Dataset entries

☆ ☆ ☆ ☆ ☆

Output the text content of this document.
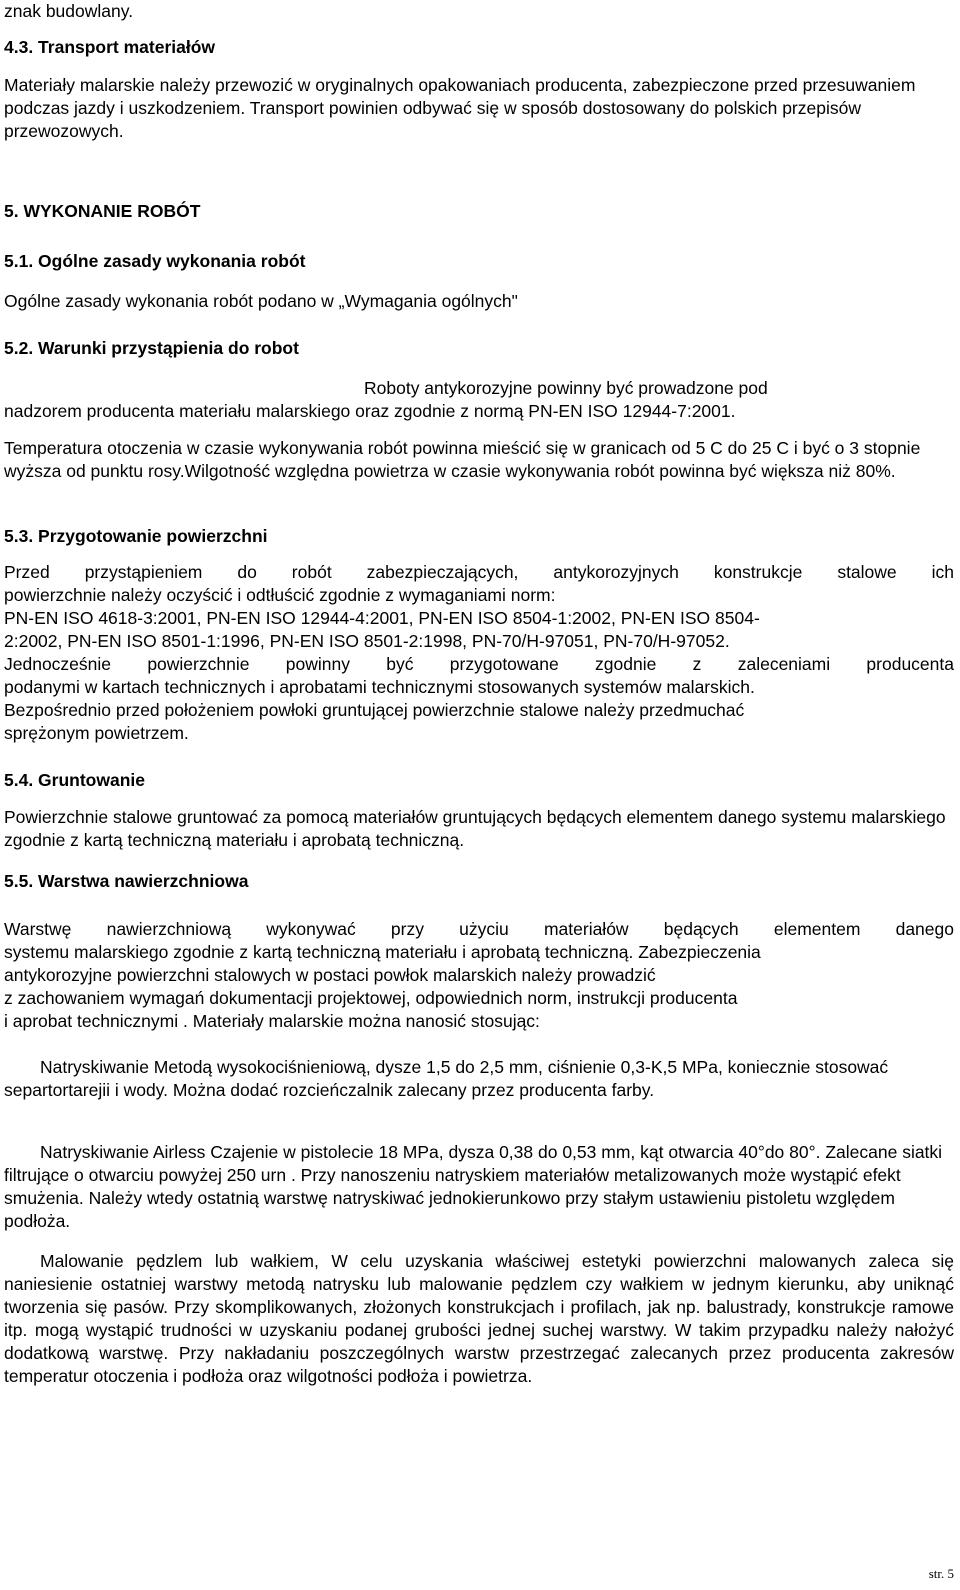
znak budowlany.

4.3. Transport materiałów

Materiały malarskie należy przewozić w oryginalnych opakowaniach producenta, zabezpieczone przed przesuwaniem podczas jazdy i uszkodzeniem. Transport powinien odbywać się w sposób dostosowany do polskich przepisów przewozowych.

5. WYKONANIE ROBÓT

5.1. Ogólne zasady wykonania robót

Ogólne zasady wykonania robót podano w „Wymagania ogólnych"

5.2. Warunki przystąpienia do robot

Roboty antykorozyjne powinny być prowadzone pod

nadzorem producenta materiału malarskiego oraz zgodnie z normą PN-EN ISO 12944-7:2001.

Temperatura otoczenia w czasie wykonywania robót powinna mieścić się w granicach od 5 C do 25 C i być o 3 stopnie wyższa od punktu rosy.Wilgotność względna powietrza w czasie wykonywania robót powinna być większa niż 80%.

5.3. Przygotowanie powierzchni

Przed przystąpieniem do robót zabezpieczających, antykorozyjnych konstrukcje stalowe ich
powierzchnie należy oczyścić i odtłuścić zgodnie z wymaganiami norm:
PN-EN ISO 4618-3:2001, PN-EN ISO 12944-4:2001, PN-EN ISO 8504-1:2002, PN-EN ISO 8504-
2:2002, PN-EN ISO 8501-1:1996, PN-EN ISO 8501-2:1998, PN-70/H-97051, PN-70/H-97052.
Jednocześnie powierzchnie powinny być przygotowane zgodnie z zaleceniami producenta
podanymi w kartach technicznych i aprobatami technicznymi stosowanych systemów malarskich.
Bezpośrednio przed położeniem powłoki gruntującej powierzchnie stalowe należy przedmuchać
sprężonym powietrzem.

5.4. Gruntowanie

Powierzchnie stalowe gruntować za pomocą materiałów gruntujących będących elementem danego systemu malarskiego zgodnie z kartą techniczną materiału i aprobatą techniczną.

5.5. Warstwa nawierzchniowa

Warstwę nawierzchniową wykonywać przy użyciu materiałów będących elementem danego
systemu malarskiego zgodnie z kartą techniczną materiału i aprobatą techniczną. Zabezpieczenia
antykorozyjne powierzchni stalowych w postaci powłok malarskich należy prowadzić
z zachowaniem wymagań dokumentacji projektowej, odpowiednich norm, instrukcji producenta
i aprobat technicznymi . Materiały malarskie można nanosić stosując:

Natryskiwanie Metodą wysokociśnieniową, dysze 1,5 do 2,5 mm, ciśnienie 0,3-K,5 MPa, koniecznie stosować separtortarejii i wody. Można dodać rozcieńczalnik zalecany przez producenta farby.

Natryskiwanie Airless Czajenie w pistolecie 18 MPa, dysza 0,38 do 0,53 mm, kąt otwarcia 40°do 80°. Zalecane siatki filtrujące o otwarciu powyżej 250 urn . Przy nanoszeniu natryskiem materiałów metalizowanych może wystąpić efekt smużenia. Należy wtedy ostatnią warstwę natryskiwać jednokierunkowo przy stałym ustawieniu pistoletu względem podłoża.

Malowanie pędzlem lub wałkiem, W celu uzyskania właściwej estetyki powierzchni malowanych zaleca się naniesienie ostatniej warstwy metodą natrysku lub malowanie pędzlem czy wałkiem w jednym kierunku, aby uniknąć tworzenia się pasów. Przy skomplikowanych, złożonych konstrukcjach i profilach, jak np. balustrady, konstrukcje ramowe itp. mogą wystąpić trudności w uzyskaniu podanej grubości jednej suchej warstwy. W takim przypadku należy nałożyć dodatkową warstwę. Przy nakładaniu poszczególnych warstw przestrzegać zalecanych przez producenta zakresów temperatur otoczenia i podłoża oraz wilgotności podłoża i powietrza.

str. 5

☆ ☆ ☆ ☆ ☆

_Problem description_: Ignore the images and quote every line of the listing exactly.

_In response_:
Output the text content of this document.
znak budowlany.

4.3. Transport materiałów

Materiały malarskie należy przewozić w oryginalnych opakowaniach producenta, zabezpieczone przed przesuwaniem podczas jazdy i uszkodzeniem. Transport powinien odbywać się w sposób dostosowany do polskich przepisów przewozowych.

5. WYKONANIE ROBÓT

5.1. Ogólne zasady wykonania robót

Ogólne zasady wykonania robót podano w „Wymagania ogólnych"

5.2. Warunki przystąpienia do robot

Roboty antykorozyjne powinny być prowadzone pod

nadzorem producenta materiału malarskiego oraz zgodnie z normą PN-EN ISO 12944-7:2001.

Temperatura otoczenia w czasie wykonywania robót powinna mieścić się w granicach od 5 C do 25 C i być o 3 stopnie wyższa od punktu rosy.Wilgotność względna powietrza w czasie wykonywania robót powinna być większa niż 80%.

5.3. Przygotowanie powierzchni

Przed przystąpieniem do robót zabezpieczających, antykorozyjnych konstrukcje stalowe ich
powierzchnie należy oczyścić i odtłuścić zgodnie z wymaganiami norm:
PN-EN ISO 4618-3:2001, PN-EN ISO 12944-4:2001, PN-EN ISO 8504-1:2002, PN-EN ISO 8504-
2:2002, PN-EN ISO 8501-1:1996, PN-EN ISO 8501-2:1998, PN-70/H-97051, PN-70/H-97052.
Jednocześnie powierzchnie powinny być przygotowane zgodnie z zaleceniami producenta
podanymi w kartach technicznych i aprobatami technicznymi stosowanych systemów malarskich.
Bezpośrednio przed położeniem powłoki gruntującej powierzchnie stalowe należy przedmuchać
sprężonym powietrzem.

5.4. Gruntowanie

Powierzchnie stalowe gruntować za pomocą materiałów gruntujących będących elementem danego systemu malarskiego zgodnie z kartą techniczną materiału i aprobatą techniczną.

5.5. Warstwa nawierzchniowa

Warstwę nawierzchniową wykonywać przy użyciu materiałów będących elementem danego
systemu malarskiego zgodnie z kartą techniczną materiału i aprobatą techniczną. Zabezpieczenia
antykorozyjne powierzchni stalowych w postaci powłok malarskich należy prowadzić
z zachowaniem wymagań dokumentacji projektowej, odpowiednich norm, instrukcji producenta
i aprobat technicznymi . Materiały malarskie można nanosić stosując:

Natryskiwanie Metodą wysokociśnieniową, dysze 1,5 do 2,5 mm, ciśnienie 0,3-K,5 MPa, koniecznie stosować separtortarejii i wody. Można dodać rozcieńczalnik zalecany przez producenta farby.

Natryskiwanie Airless Czajenie w pistolecie 18 MPa, dysza 0,38 do 0,53 mm, kąt otwarcia 40°do 80°. Zalecane siatki filtrujące o otwarciu powyżej 250 urn . Przy nanoszeniu natryskiem materiałów metalizowanych może wystąpić efekt smużenia. Należy wtedy ostatnią warstwę natryskiwać jednokierunkowo przy stałym ustawieniu pistoletu względem podłoża.

Malowanie pędzlem lub wałkiem, W celu uzyskania właściwej estetyki powierzchni malowanych zaleca się naniesienie ostatniej warstwy metodą natrysku lub malowanie pędzlem czy wałkiem w jednym kierunku, aby uniknąć tworzenia się pasów. Przy skomplikowanych, złożonych konstrukcjach i profilach, jak np. balustrady, konstrukcje ramowe itp. mogą wystąpić trudności w uzyskaniu podanej grubości jednej suchej warstwy. W takim przypadku należy nałożyć dodatkową warstwę. Przy nakładaniu poszczególnych warstw przestrzegać zalecanych przez producenta zakresów temperatur otoczenia i podłoża oraz wilgotności podłoża i powietrza.

str. 5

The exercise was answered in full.